Data for the task:
☆ ☆ ☆ ☆ ☆ ☆ ☆
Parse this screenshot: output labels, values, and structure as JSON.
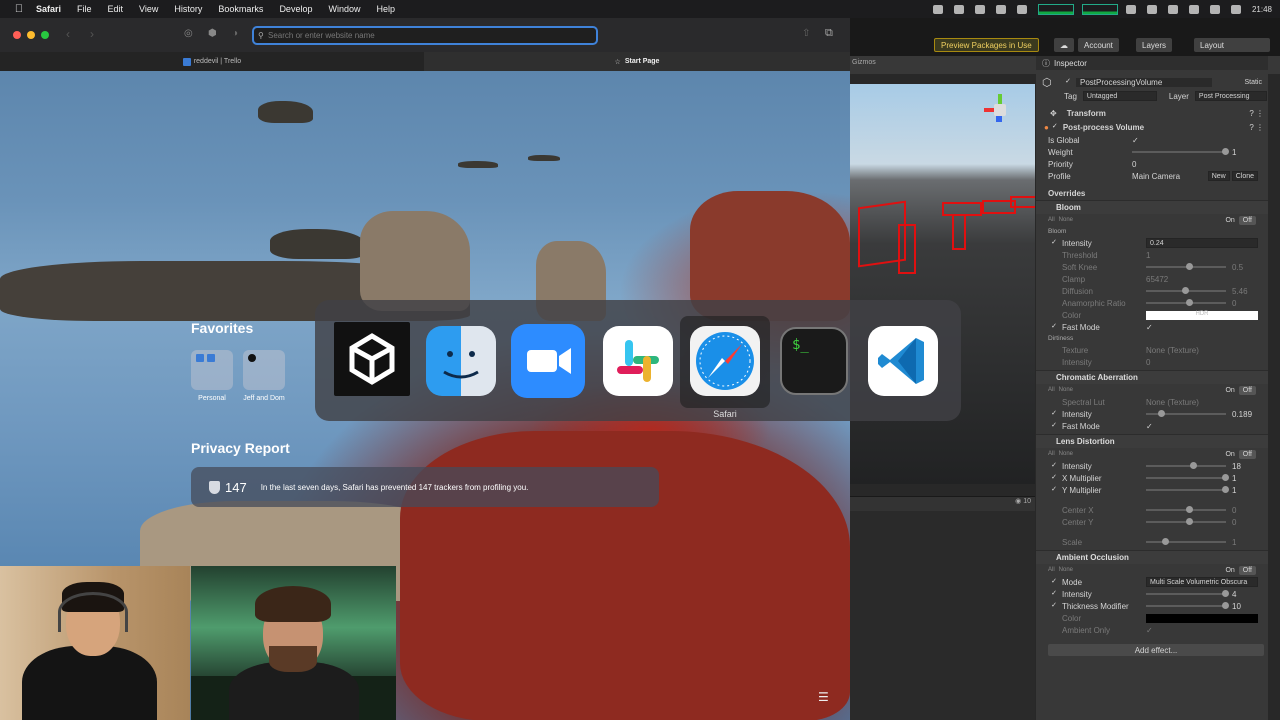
{
  "menubar": {
    "app": "Safari",
    "items": [
      "File",
      "Edit",
      "View",
      "History",
      "Bookmarks",
      "Develop",
      "Window",
      "Help"
    ],
    "clock": "21:48"
  },
  "safari": {
    "address_placeholder": "Search or enter website name",
    "tabs": [
      {
        "label": "reddevil | Trello"
      },
      {
        "label": "Start Page"
      }
    ],
    "favorites_title": "Favorites",
    "favorites": [
      {
        "label": "Personal"
      },
      {
        "label": "Jeff and Dom"
      }
    ],
    "privacy_title": "Privacy Report",
    "privacy_count": "147",
    "privacy_text": "In the last seven days, Safari has prevented 147 trackers from profiling you."
  },
  "switcher": {
    "apps": [
      {
        "name": "Unity",
        "icon": "unity-icon"
      },
      {
        "name": "Finder",
        "icon": "finder-icon"
      },
      {
        "name": "Zoom",
        "icon": "zoom-icon"
      },
      {
        "name": "Slack",
        "icon": "slack-icon"
      },
      {
        "name": "Safari",
        "icon": "safari-icon"
      },
      {
        "name": "Terminal",
        "icon": "terminal-icon"
      },
      {
        "name": "Visual Studio Code",
        "icon": "vscode-icon"
      }
    ],
    "selected_label": "Safari"
  },
  "unity": {
    "preview_packages": "Preview Packages in Use",
    "account": "Account",
    "layers": "Layers",
    "layout": "Layout",
    "gizmos": "Gizmos",
    "scene_count": "10",
    "inspector": {
      "tab": "Inspector",
      "object_name": "PostProcessingVolume",
      "static": "Static",
      "tag_label": "Tag",
      "tag_value": "Untagged",
      "layer_label": "Layer",
      "layer_value": "Post Processing",
      "transform": "Transform",
      "component": "Post-process Volume",
      "is_global": "Is Global",
      "weight_label": "Weight",
      "weight_value": "1",
      "priority_label": "Priority",
      "priority_value": "0",
      "profile_label": "Profile",
      "profile_value": "Main Camera",
      "new_btn": "New",
      "clone_btn": "Clone",
      "overrides": "Overrides",
      "all": "All",
      "none": "None",
      "on": "On",
      "off": "Off",
      "bloom": {
        "title": "Bloom",
        "sub": "Bloom",
        "intensity_label": "Intensity",
        "intensity_value": "0.24",
        "threshold_label": "Threshold",
        "threshold_value": "1",
        "softknee_label": "Soft Knee",
        "softknee_value": "0.5",
        "clamp_label": "Clamp",
        "clamp_value": "65472",
        "diffusion_label": "Diffusion",
        "diffusion_value": "5.46",
        "anamorphic_label": "Anamorphic Ratio",
        "anamorphic_value": "0",
        "color_label": "Color",
        "color_value": "HDR",
        "fastmode_label": "Fast Mode",
        "dirtiness": "Dirtiness",
        "texture_label": "Texture",
        "texture_value": "None (Texture)",
        "dirt_intensity_label": "Intensity",
        "dirt_intensity_value": "0"
      },
      "chromatic": {
        "title": "Chromatic Aberration",
        "spectral_label": "Spectral Lut",
        "spectral_value": "None (Texture)",
        "intensity_label": "Intensity",
        "intensity_value": "0.189",
        "fastmode_label": "Fast Mode"
      },
      "lens": {
        "title": "Lens Distortion",
        "intensity_label": "Intensity",
        "intensity_value": "18",
        "xmul_label": "X Multiplier",
        "xmul_value": "1",
        "ymul_label": "Y Multiplier",
        "ymul_value": "1",
        "centerx_label": "Center X",
        "centerx_value": "0",
        "centery_label": "Center Y",
        "centery_value": "0",
        "scale_label": "Scale",
        "scale_value": "1"
      },
      "ao": {
        "title": "Ambient Occlusion",
        "mode_label": "Mode",
        "mode_value": "Multi Scale Volumetric Obscura",
        "intensity_label": "Intensity",
        "intensity_value": "4",
        "thickness_label": "Thickness Modifier",
        "thickness_value": "10",
        "color_label": "Color",
        "ambient_only_label": "Ambient Only"
      },
      "add_effect": "Add effect..."
    }
  }
}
☆ ☆ ☆ ☆ ☆ ☆ ☆
Exercise goal: Extract every line of the data exactly; pictures stay out.

Answer in full:
Parse this screenshot: output labels, values, and structure as JSON.
{
  "menubar": {
    "app": "Safari",
    "items": [
      "File",
      "Edit",
      "View",
      "History",
      "Bookmarks",
      "Develop",
      "Window",
      "Help"
    ],
    "clock": "21:48"
  },
  "safari": {
    "address_placeholder": "Search or enter website name",
    "tabs": [
      {
        "label": "reddevil | Trello"
      },
      {
        "label": "Start Page"
      }
    ],
    "favorites_title": "Favorites",
    "favorites": [
      {
        "label": "Personal"
      },
      {
        "label": "Jeff and Dom"
      }
    ],
    "privacy_title": "Privacy Report",
    "privacy_count": "147",
    "privacy_text": "In the last seven days, Safari has prevented 147 trackers from profiling you."
  },
  "switcher": {
    "apps": [
      {
        "name": "Unity",
        "icon": "unity-icon"
      },
      {
        "name": "Finder",
        "icon": "finder-icon"
      },
      {
        "name": "Zoom",
        "icon": "zoom-icon"
      },
      {
        "name": "Slack",
        "icon": "slack-icon"
      },
      {
        "name": "Safari",
        "icon": "safari-icon"
      },
      {
        "name": "Terminal",
        "icon": "terminal-icon"
      },
      {
        "name": "Visual Studio Code",
        "icon": "vscode-icon"
      }
    ],
    "selected_label": "Safari"
  },
  "unity": {
    "preview_packages": "Preview Packages in Use",
    "account": "Account",
    "layers": "Layers",
    "layout": "Layout",
    "gizmos": "Gizmos",
    "scene_count": "10",
    "inspector": {
      "tab": "Inspector",
      "object_name": "PostProcessingVolume",
      "static": "Static",
      "tag_label": "Tag",
      "tag_value": "Untagged",
      "layer_label": "Layer",
      "layer_value": "Post Processing",
      "transform": "Transform",
      "component": "Post-process Volume",
      "is_global": "Is Global",
      "weight_label": "Weight",
      "weight_value": "1",
      "priority_label": "Priority",
      "priority_value": "0",
      "profile_label": "Profile",
      "profile_value": "Main Camera",
      "new_btn": "New",
      "clone_btn": "Clone",
      "overrides": "Overrides",
      "all": "All",
      "none": "None",
      "on": "On",
      "off": "Off",
      "bloom": {
        "title": "Bloom",
        "sub": "Bloom",
        "intensity_label": "Intensity",
        "intensity_value": "0.24",
        "threshold_label": "Threshold",
        "threshold_value": "1",
        "softknee_label": "Soft Knee",
        "softknee_value": "0.5",
        "clamp_label": "Clamp",
        "clamp_value": "65472",
        "diffusion_label": "Diffusion",
        "diffusion_value": "5.46",
        "anamorphic_label": "Anamorphic Ratio",
        "anamorphic_value": "0",
        "color_label": "Color",
        "color_value": "HDR",
        "fastmode_label": "Fast Mode",
        "dirtiness": "Dirtiness",
        "texture_label": "Texture",
        "texture_value": "None (Texture)",
        "dirt_intensity_label": "Intensity",
        "dirt_intensity_value": "0"
      },
      "chromatic": {
        "title": "Chromatic Aberration",
        "spectral_label": "Spectral Lut",
        "spectral_value": "None (Texture)",
        "intensity_label": "Intensity",
        "intensity_value": "0.189",
        "fastmode_label": "Fast Mode"
      },
      "lens": {
        "title": "Lens Distortion",
        "intensity_label": "Intensity",
        "intensity_value": "18",
        "xmul_label": "X Multiplier",
        "xmul_value": "1",
        "ymul_label": "Y Multiplier",
        "ymul_value": "1",
        "centerx_label": "Center X",
        "centerx_value": "0",
        "centery_label": "Center Y",
        "centery_value": "0",
        "scale_label": "Scale",
        "scale_value": "1"
      },
      "ao": {
        "title": "Ambient Occlusion",
        "mode_label": "Mode",
        "mode_value": "Multi Scale Volumetric Obscura",
        "intensity_label": "Intensity",
        "intensity_value": "4",
        "thickness_label": "Thickness Modifier",
        "thickness_value": "10",
        "color_label": "Color",
        "ambient_only_label": "Ambient Only"
      },
      "add_effect": "Add effect..."
    }
  }
}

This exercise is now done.